Set down each record exactly as written.

--- START OF Dataset records ---

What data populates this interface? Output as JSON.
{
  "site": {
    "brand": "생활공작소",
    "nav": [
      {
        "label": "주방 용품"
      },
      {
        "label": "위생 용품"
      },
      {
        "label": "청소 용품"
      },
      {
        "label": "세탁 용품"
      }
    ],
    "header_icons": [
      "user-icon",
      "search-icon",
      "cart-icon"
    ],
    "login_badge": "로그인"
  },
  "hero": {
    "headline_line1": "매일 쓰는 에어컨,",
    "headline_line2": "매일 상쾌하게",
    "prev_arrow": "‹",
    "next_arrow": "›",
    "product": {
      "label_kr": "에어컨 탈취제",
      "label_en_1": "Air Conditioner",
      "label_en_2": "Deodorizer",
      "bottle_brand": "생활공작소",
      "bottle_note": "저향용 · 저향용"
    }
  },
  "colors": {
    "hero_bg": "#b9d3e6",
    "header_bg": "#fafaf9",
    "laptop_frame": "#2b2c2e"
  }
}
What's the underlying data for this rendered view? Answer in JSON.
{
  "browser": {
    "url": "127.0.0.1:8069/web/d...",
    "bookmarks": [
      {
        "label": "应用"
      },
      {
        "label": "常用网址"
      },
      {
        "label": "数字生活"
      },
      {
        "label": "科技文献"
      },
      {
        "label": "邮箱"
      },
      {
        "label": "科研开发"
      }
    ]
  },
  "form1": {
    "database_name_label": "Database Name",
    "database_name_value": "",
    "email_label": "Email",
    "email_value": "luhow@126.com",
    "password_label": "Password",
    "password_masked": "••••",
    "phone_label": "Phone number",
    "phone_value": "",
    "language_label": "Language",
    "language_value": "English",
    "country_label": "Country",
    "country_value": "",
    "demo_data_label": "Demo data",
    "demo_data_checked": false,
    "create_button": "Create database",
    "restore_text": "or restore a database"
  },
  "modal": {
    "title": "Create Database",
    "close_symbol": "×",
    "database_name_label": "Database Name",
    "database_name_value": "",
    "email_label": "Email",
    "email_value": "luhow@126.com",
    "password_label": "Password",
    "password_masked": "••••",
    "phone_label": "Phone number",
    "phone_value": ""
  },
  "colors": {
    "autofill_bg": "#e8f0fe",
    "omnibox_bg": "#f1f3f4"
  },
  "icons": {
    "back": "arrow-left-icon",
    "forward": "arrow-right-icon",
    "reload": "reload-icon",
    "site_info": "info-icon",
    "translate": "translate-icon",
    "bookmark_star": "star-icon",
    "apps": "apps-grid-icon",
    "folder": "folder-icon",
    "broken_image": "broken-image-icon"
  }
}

--- END OF Dataset records ---

▶ Solution to this problem:
What data populates this interface? Output as JSON.
{
  "site": {
    "brand": "생활공작소",
    "nav": [
      {
        "label": "주방 용품"
      },
      {
        "label": "위생 용품"
      },
      {
        "label": "청소 용품"
      },
      {
        "label": "세탁 용품"
      }
    ],
    "header_icons": [
      "user-icon",
      "search-icon",
      "cart-icon"
    ],
    "login_badge": "로그인"
  },
  "hero": {
    "headline_line1": "매일 쓰는 에어컨,",
    "headline_line2": "매일 상쾌하게",
    "prev_arrow": "‹",
    "next_arrow": "›",
    "product": {
      "label_kr": "에어컨 탈취제",
      "label_en_1": "Air Conditioner",
      "label_en_2": "Deodorizer",
      "bottle_brand": "생활공작소",
      "bottle_note": "저향용 · 저향용"
    }
  },
  "colors": {
    "hero_bg": "#b9d3e6",
    "header_bg": "#fafaf9",
    "laptop_frame": "#2b2c2e"
  }
}
What's the underlying data for this rendered view? Answer in JSON.
{
  "browser": {
    "url": "127.0.0.1:8069/web/d...",
    "bookmarks": [
      {
        "label": "应用"
      },
      {
        "label": "常用网址"
      },
      {
        "label": "数字生活"
      },
      {
        "label": "科技文献"
      },
      {
        "label": "邮箱"
      },
      {
        "label": "科研开发"
      }
    ]
  },
  "form1": {
    "database_name_label": "Database Name",
    "database_name_value": "",
    "email_label": "Email",
    "email_value": "luhow@126.com",
    "password_label": "Password",
    "password_masked": "••••",
    "phone_label": "Phone number",
    "phone_value": "",
    "language_label": "Language",
    "language_value": "English",
    "country_label": "Country",
    "country_value": "",
    "demo_data_label": "Demo data",
    "demo_data_checked": false,
    "create_button": "Create database",
    "restore_text": "or restore a database"
  },
  "modal": {
    "title": "Create Database",
    "close_symbol": "×",
    "database_name_label": "Database Name",
    "database_name_value": "",
    "email_label": "Email",
    "email_value": "luhow@126.com",
    "password_label": "Password",
    "password_masked": "••••",
    "phone_label": "Phone number",
    "phone_value": ""
  },
  "colors": {
    "autofill_bg": "#e8f0fe",
    "omnibox_bg": "#f1f3f4"
  },
  "icons": {
    "back": "arrow-left-icon",
    "forward": "arrow-right-icon",
    "reload": "reload-icon",
    "site_info": "info-icon",
    "translate": "translate-icon",
    "bookmark_star": "star-icon",
    "apps": "apps-grid-icon",
    "folder": "folder-icon",
    "broken_image": "broken-image-icon"
  }
}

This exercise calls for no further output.